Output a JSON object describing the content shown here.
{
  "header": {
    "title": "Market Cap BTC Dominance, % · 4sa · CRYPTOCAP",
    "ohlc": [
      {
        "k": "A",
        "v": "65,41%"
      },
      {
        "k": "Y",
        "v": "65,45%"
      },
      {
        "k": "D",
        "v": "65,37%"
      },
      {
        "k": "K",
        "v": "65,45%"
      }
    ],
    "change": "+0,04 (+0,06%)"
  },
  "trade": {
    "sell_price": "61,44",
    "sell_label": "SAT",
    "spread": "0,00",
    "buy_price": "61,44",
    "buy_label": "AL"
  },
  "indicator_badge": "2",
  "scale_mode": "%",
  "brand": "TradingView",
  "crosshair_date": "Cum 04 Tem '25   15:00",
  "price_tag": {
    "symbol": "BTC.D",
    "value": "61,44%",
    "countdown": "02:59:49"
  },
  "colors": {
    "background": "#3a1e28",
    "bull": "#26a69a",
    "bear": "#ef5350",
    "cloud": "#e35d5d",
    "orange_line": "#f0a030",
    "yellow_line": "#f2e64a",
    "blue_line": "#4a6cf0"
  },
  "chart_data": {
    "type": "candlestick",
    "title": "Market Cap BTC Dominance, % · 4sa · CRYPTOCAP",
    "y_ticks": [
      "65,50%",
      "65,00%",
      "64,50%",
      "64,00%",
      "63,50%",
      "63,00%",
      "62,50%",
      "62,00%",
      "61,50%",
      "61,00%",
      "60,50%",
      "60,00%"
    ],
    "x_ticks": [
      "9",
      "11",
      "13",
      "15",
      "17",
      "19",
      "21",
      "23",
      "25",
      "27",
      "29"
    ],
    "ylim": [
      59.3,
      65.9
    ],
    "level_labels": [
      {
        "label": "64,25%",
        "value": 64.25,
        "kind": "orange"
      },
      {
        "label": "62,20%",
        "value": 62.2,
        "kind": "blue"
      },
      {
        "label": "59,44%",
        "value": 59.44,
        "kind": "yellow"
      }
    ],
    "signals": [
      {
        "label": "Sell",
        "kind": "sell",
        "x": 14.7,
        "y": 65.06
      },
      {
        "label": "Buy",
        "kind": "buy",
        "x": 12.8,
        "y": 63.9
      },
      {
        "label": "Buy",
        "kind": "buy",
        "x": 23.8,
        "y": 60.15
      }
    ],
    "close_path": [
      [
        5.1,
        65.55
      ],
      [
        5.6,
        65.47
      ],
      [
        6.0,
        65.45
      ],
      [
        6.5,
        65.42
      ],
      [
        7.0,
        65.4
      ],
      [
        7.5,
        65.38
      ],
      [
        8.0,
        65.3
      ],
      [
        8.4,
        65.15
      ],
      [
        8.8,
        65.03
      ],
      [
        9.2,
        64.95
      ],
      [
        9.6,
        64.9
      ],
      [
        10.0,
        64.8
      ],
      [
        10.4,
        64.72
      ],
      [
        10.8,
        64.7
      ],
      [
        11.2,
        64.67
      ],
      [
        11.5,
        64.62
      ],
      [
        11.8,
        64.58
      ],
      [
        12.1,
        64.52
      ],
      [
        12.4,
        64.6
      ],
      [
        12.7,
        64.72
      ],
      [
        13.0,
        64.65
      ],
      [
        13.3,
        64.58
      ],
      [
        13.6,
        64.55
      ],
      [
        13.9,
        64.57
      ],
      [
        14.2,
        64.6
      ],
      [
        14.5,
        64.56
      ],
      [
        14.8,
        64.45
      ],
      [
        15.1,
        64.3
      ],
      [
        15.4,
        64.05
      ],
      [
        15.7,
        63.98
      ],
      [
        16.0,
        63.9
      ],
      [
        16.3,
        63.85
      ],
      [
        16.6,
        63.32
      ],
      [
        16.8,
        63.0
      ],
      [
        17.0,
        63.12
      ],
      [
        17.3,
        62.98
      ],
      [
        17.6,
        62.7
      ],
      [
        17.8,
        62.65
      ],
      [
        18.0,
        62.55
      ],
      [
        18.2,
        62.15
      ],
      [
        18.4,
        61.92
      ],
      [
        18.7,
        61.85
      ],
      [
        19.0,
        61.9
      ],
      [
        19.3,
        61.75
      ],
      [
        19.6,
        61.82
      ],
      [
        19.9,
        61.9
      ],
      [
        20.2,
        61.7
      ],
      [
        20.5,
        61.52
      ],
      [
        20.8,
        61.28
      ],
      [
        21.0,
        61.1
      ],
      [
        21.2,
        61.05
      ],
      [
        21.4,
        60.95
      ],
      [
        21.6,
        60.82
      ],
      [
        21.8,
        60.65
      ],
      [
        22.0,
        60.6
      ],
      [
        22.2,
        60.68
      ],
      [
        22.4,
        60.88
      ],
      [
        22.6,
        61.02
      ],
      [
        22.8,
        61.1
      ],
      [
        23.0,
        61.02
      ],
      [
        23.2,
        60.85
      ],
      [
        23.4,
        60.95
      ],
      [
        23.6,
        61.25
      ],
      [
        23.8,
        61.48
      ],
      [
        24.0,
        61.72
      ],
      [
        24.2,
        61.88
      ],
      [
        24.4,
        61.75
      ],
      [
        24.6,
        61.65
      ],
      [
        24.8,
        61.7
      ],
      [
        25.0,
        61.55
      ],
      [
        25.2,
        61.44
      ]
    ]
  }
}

Objective:
In the records above, find each line with the word "value" and copy it.

The completed task:
    "value": "61,44%",
        "value": 64.25,
        "value": 62.2,
        "value": 59.44,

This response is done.